- Work to do
Reproduce the entries between the lines holding "What elements are" and "beat-stripe [164,784,296,800]", inclusive, changing "step-arrow" to "step-marker" and leaving everything else as it is. Omit the pictures from your answer.

- Entries
|---|
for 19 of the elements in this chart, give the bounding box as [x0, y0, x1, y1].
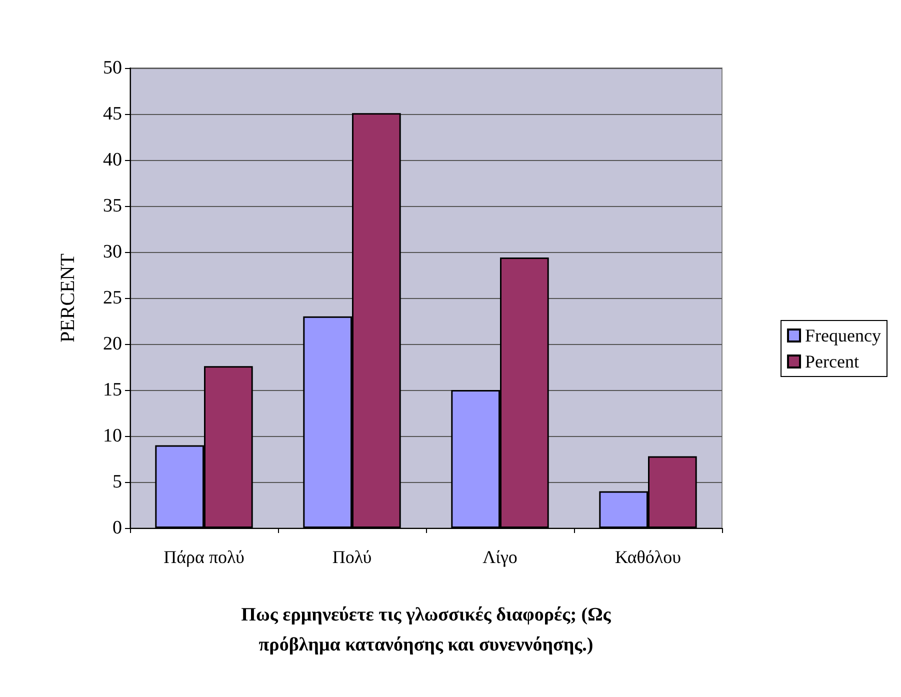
|---|
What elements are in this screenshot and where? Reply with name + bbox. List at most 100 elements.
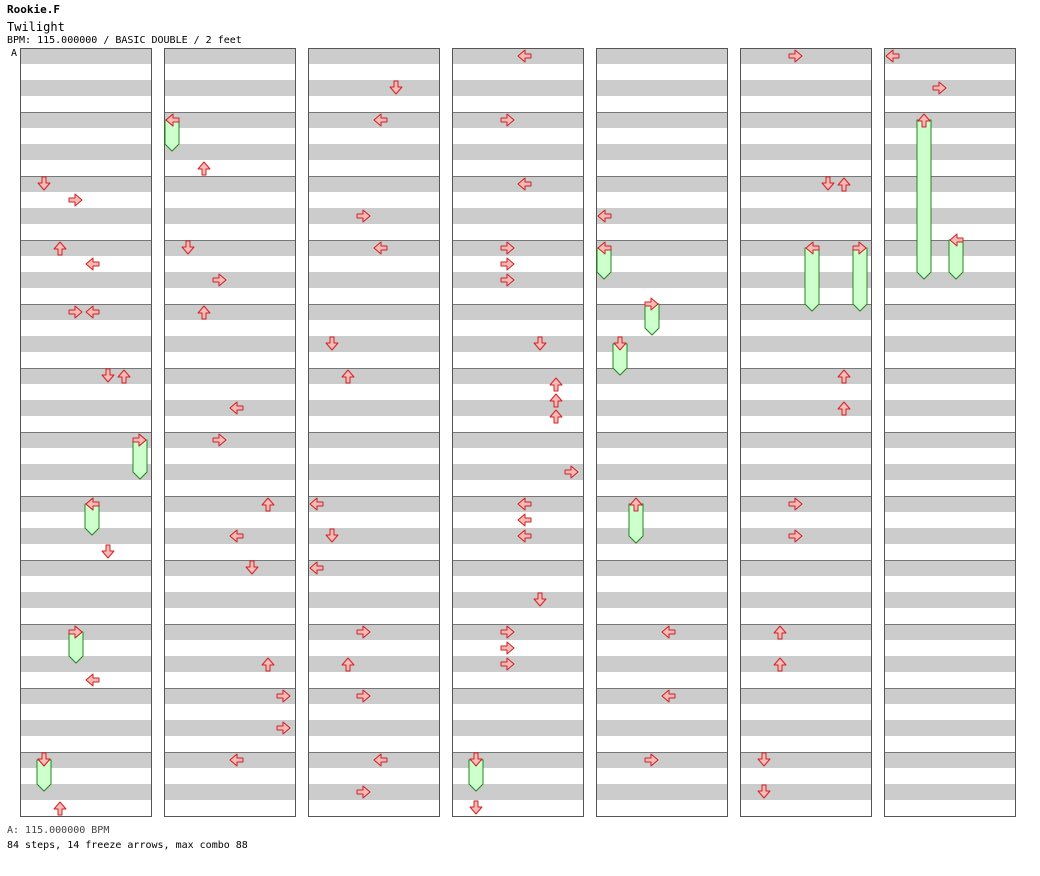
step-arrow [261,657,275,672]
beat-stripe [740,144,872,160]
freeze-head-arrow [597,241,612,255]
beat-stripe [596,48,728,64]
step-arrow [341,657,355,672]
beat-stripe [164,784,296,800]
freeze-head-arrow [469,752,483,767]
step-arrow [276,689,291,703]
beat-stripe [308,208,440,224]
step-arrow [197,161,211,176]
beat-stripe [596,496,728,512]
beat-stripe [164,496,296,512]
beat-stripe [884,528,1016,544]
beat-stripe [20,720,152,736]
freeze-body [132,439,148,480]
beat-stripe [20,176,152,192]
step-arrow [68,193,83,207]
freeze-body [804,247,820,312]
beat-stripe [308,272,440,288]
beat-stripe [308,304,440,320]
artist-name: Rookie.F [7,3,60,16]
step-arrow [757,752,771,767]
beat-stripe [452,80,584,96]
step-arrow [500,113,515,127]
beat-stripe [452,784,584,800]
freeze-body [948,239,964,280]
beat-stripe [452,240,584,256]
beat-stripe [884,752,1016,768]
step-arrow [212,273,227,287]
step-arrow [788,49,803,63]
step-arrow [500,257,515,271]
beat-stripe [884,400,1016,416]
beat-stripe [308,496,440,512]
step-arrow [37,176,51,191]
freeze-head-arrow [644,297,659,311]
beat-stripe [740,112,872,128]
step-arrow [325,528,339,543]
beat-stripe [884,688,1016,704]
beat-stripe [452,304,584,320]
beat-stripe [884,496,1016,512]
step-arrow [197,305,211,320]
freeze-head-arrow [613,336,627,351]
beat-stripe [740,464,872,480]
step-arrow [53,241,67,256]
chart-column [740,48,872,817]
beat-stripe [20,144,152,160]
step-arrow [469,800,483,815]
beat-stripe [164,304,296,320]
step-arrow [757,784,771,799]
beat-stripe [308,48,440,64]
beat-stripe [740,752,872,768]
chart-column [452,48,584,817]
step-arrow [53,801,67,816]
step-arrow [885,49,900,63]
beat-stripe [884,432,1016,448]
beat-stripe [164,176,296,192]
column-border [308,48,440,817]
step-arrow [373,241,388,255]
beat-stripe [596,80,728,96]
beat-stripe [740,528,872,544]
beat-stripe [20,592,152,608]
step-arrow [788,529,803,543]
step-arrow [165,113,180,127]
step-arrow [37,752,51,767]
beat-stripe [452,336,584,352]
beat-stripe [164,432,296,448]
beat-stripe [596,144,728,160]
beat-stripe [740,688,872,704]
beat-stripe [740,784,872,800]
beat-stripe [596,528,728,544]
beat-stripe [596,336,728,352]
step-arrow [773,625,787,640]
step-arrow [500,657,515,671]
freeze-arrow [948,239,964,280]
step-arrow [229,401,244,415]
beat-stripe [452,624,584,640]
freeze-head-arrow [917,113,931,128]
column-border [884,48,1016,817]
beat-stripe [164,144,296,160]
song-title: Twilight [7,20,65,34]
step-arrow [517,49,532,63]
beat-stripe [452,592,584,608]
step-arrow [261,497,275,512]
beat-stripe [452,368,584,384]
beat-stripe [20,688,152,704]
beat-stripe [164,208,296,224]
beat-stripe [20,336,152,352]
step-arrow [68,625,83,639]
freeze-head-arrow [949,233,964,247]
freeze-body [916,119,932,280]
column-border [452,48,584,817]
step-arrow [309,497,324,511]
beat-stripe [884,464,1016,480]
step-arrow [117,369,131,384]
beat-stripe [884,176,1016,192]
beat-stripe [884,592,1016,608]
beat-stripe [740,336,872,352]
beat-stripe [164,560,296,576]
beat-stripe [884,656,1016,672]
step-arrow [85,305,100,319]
|---|
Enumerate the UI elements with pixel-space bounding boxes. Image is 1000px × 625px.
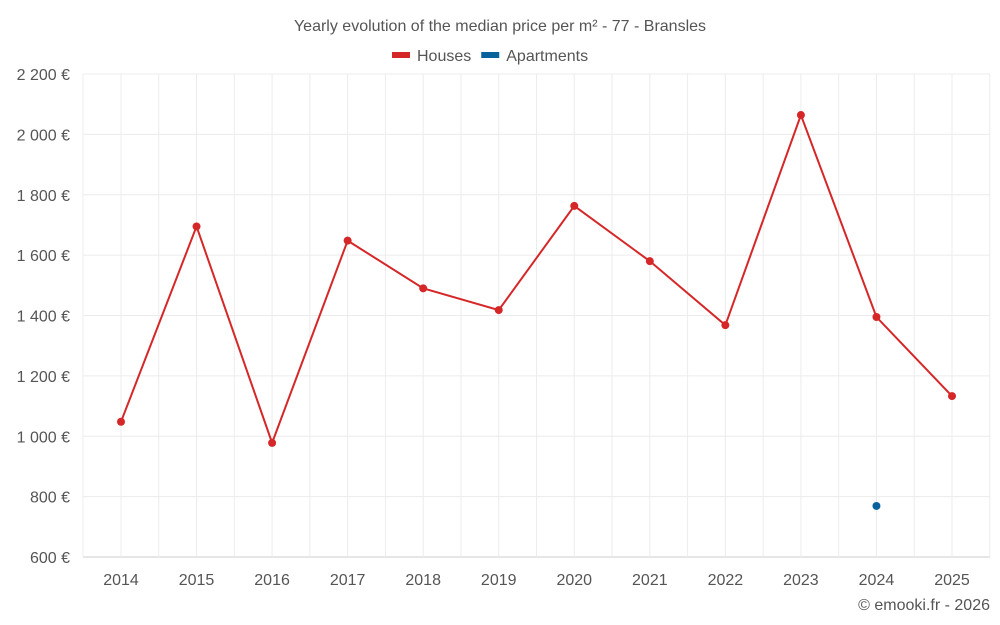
|---|
- Reply to the exercise
What elements are in this screenshot and where? Reply with name + bbox. List at most 100 elements.
step-marker [261,657,275,672]
beat-stripe [740,144,872,160]
freeze-head-arrow [597,241,612,255]
beat-stripe [596,48,728,64]
step-marker [341,657,355,672]
beat-stripe [164,784,296,800]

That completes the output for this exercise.